DIRECTIVE —
Without the pictures, write out all the lines below exactly as they appear.

RECORDS SUPPLIED —
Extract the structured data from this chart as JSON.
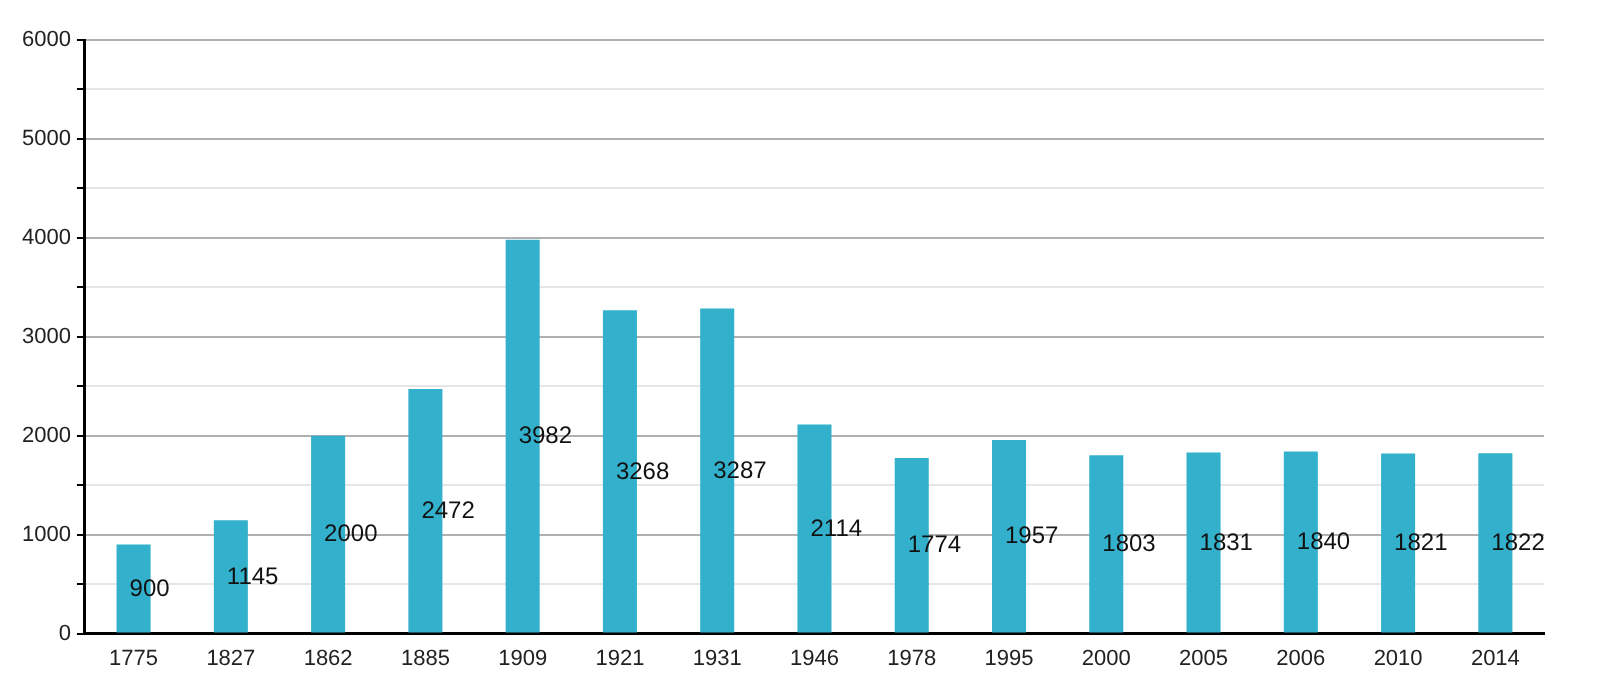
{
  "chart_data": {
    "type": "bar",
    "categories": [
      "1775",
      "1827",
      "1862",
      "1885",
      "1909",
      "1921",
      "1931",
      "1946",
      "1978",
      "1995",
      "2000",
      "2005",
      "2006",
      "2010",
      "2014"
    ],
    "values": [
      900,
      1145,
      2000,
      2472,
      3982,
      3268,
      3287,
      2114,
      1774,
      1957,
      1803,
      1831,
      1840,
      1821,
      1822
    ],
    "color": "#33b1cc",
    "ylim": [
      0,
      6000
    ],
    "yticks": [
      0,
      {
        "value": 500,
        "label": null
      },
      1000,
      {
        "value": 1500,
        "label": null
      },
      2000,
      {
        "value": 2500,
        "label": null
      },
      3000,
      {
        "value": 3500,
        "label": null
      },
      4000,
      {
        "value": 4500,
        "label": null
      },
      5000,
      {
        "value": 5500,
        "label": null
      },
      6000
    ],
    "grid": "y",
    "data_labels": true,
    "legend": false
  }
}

SOLUTION TO THIS PROBLEM —
Extract the structured data from this chart as JSON.
{
  "chart_data": {
    "type": "bar",
    "categories": [
      "1775",
      "1827",
      "1862",
      "1885",
      "1909",
      "1921",
      "1931",
      "1946",
      "1978",
      "1995",
      "2000",
      "2005",
      "2006",
      "2010",
      "2014"
    ],
    "values": [
      900,
      1145,
      2000,
      2472,
      3982,
      3268,
      3287,
      2114,
      1774,
      1957,
      1803,
      1831,
      1840,
      1821,
      1822
    ],
    "color": "#33b1cc",
    "ylim": [
      0,
      6000
    ],
    "yticks": [
      0,
      {
        "value": 500,
        "label": null
      },
      1000,
      {
        "value": 1500,
        "label": null
      },
      2000,
      {
        "value": 2500,
        "label": null
      },
      3000,
      {
        "value": 3500,
        "label": null
      },
      4000,
      {
        "value": 4500,
        "label": null
      },
      5000,
      {
        "value": 5500,
        "label": null
      },
      6000
    ],
    "grid": "y",
    "data_labels": true,
    "legend": false
  }
}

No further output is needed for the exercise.